Please reproduce every line of the material below, character for character.

☆ ☆ ☆ ☆

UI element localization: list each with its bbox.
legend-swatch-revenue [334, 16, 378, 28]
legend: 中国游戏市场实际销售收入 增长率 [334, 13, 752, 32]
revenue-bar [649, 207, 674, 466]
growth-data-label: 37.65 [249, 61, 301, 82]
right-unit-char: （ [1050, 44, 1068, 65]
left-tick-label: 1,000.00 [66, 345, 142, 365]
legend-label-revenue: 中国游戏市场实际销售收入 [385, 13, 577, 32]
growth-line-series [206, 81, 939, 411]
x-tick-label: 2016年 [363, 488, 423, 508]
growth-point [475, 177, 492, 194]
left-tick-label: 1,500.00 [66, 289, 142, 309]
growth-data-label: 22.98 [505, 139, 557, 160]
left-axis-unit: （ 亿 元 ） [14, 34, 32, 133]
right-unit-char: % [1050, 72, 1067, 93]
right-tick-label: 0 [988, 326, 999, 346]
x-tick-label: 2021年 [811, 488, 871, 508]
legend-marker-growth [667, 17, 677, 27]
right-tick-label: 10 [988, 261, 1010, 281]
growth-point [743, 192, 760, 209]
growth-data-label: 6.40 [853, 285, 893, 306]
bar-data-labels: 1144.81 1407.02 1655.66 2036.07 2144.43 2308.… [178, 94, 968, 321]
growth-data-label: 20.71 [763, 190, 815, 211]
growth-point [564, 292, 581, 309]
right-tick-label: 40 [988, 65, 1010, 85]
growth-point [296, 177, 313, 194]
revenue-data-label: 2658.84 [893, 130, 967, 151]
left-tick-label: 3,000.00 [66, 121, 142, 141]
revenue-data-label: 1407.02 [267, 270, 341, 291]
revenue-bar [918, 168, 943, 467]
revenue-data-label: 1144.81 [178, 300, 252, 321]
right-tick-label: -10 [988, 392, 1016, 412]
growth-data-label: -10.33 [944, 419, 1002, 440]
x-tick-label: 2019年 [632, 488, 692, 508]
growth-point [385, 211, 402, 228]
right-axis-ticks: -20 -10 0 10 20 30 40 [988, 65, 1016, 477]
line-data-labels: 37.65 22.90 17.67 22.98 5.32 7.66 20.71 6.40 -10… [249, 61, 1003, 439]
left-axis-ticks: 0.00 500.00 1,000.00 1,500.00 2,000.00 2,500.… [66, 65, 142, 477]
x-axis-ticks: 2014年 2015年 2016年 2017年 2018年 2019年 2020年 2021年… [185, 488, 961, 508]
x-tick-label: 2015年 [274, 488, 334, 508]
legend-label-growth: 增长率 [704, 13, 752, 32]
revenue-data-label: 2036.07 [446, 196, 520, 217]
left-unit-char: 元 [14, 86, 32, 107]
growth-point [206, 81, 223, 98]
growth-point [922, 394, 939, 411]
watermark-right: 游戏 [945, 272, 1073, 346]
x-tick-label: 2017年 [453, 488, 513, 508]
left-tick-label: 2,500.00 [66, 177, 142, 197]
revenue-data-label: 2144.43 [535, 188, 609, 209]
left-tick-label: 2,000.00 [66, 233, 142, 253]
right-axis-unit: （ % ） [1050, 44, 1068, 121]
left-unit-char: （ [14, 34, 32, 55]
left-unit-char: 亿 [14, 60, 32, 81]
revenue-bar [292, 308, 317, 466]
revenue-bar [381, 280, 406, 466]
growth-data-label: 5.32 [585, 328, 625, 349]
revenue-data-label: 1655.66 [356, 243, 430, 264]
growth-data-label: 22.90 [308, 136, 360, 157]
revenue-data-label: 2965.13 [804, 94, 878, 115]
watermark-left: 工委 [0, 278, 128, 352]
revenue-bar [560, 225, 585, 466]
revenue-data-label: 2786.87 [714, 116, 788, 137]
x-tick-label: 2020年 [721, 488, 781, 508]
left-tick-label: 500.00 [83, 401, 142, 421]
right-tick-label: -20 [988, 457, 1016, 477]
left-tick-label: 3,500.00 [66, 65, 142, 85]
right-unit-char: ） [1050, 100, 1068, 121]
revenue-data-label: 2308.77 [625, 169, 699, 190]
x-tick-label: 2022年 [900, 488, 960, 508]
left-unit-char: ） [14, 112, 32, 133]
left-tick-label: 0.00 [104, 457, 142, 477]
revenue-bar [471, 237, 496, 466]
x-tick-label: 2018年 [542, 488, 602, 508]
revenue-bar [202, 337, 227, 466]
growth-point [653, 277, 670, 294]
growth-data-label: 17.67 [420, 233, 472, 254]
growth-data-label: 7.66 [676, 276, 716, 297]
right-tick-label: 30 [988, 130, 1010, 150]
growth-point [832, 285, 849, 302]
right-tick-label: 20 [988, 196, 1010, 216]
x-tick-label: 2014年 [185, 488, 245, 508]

☆ ☆ ☆ ☆

- OUTPUT:
UI element localization: list each with its bbox.
legend-swatch-revenue [334, 16, 378, 28]
legend: 中国游戏市场实际销售收入 增长率 [334, 13, 752, 32]
revenue-bar [649, 207, 674, 466]
growth-data-label: 37.65 [249, 61, 301, 82]
right-unit-char: （ [1050, 44, 1068, 65]
left-tick-label: 1,000.00 [66, 345, 142, 365]
legend-label-revenue: 中国游戏市场实际销售收入 [385, 13, 577, 32]
growth-line-series [206, 81, 939, 411]
x-tick-label: 2016年 [363, 488, 423, 508]
growth-point [475, 177, 492, 194]
left-tick-label: 1,500.00 [66, 289, 142, 309]
growth-data-label: 22.98 [505, 139, 557, 160]
left-axis-unit: （ 亿 元 ） [14, 34, 32, 133]
right-unit-char: % [1050, 72, 1067, 93]
right-tick-label: 0 [988, 326, 999, 346]
x-tick-label: 2021年 [811, 488, 871, 508]
legend-marker-growth [667, 17, 677, 27]
right-tick-label: 10 [988, 261, 1010, 281]
growth-point [743, 192, 760, 209]
growth-data-label: 6.40 [853, 285, 893, 306]
bar-data-labels: 1144.81 1407.02 1655.66 2036.07 2144.43 2308.… [178, 94, 968, 321]
growth-data-label: 20.71 [763, 190, 815, 211]
growth-point [564, 292, 581, 309]
right-tick-label: 40 [988, 65, 1010, 85]
growth-point [296, 177, 313, 194]
revenue-data-label: 2658.84 [893, 130, 967, 151]
left-tick-label: 3,000.00 [66, 121, 142, 141]
revenue-data-label: 1407.02 [267, 270, 341, 291]
revenue-bar [918, 168, 943, 467]
revenue-data-label: 1144.81 [178, 300, 252, 321]
right-tick-label: -10 [988, 392, 1016, 412]
growth-data-label: -10.33 [944, 419, 1002, 440]
x-tick-label: 2019年 [632, 488, 692, 508]
growth-point [385, 211, 402, 228]
right-axis-ticks: -20 -10 0 10 20 30 40 [988, 65, 1016, 477]
line-data-labels: 37.65 22.90 17.67 22.98 5.32 7.66 20.71 6.40 -10… [249, 61, 1003, 439]
left-axis-ticks: 0.00 500.00 1,000.00 1,500.00 2,000.00 2,500.… [66, 65, 142, 477]
x-axis-ticks: 2014年 2015年 2016年 2017年 2018年 2019年 2020年 2021年… [185, 488, 961, 508]
x-tick-label: 2015年 [274, 488, 334, 508]
legend-label-growth: 增长率 [704, 13, 752, 32]
revenue-data-label: 2036.07 [446, 196, 520, 217]
left-unit-char: 元 [14, 86, 32, 107]
growth-point [206, 81, 223, 98]
growth-point [922, 394, 939, 411]
watermark-right: 游戏 [945, 272, 1073, 346]
x-tick-label: 2017年 [453, 488, 513, 508]
left-tick-label: 2,500.00 [66, 177, 142, 197]
revenue-data-label: 2144.43 [535, 188, 609, 209]
left-tick-label: 2,000.00 [66, 233, 142, 253]
right-axis-unit: （ % ） [1050, 44, 1068, 121]
left-unit-char: （ [14, 34, 32, 55]
left-unit-char: 亿 [14, 60, 32, 81]
revenue-bar [292, 308, 317, 466]
revenue-bar [381, 280, 406, 466]
growth-data-label: 5.32 [585, 328, 625, 349]
revenue-data-label: 1655.66 [356, 243, 430, 264]
growth-data-label: 22.90 [308, 136, 360, 157]
revenue-data-label: 2965.13 [804, 94, 878, 115]
watermark-left: 工委 [0, 278, 128, 352]
revenue-bar [560, 225, 585, 466]
revenue-data-label: 2786.87 [714, 116, 788, 137]
x-tick-label: 2020年 [721, 488, 781, 508]
left-tick-label: 500.00 [83, 401, 142, 421]
right-tick-label: -20 [988, 457, 1016, 477]
left-tick-label: 3,500.00 [66, 65, 142, 85]
right-unit-char: ） [1050, 100, 1068, 121]
revenue-data-label: 2308.77 [625, 169, 699, 190]
x-tick-label: 2022年 [900, 488, 960, 508]
left-unit-char: ） [14, 112, 32, 133]
left-tick-label: 0.00 [104, 457, 142, 477]
revenue-bar [471, 237, 496, 466]
x-tick-label: 2018年 [542, 488, 602, 508]
revenue-bar [202, 337, 227, 466]
growth-point [653, 277, 670, 294]
growth-data-label: 17.67 [420, 233, 472, 254]
growth-data-label: 7.66 [676, 276, 716, 297]
right-tick-label: 30 [988, 130, 1010, 150]
growth-point [832, 285, 849, 302]
right-tick-label: 20 [988, 196, 1010, 216]
x-tick-label: 2014年 [185, 488, 245, 508]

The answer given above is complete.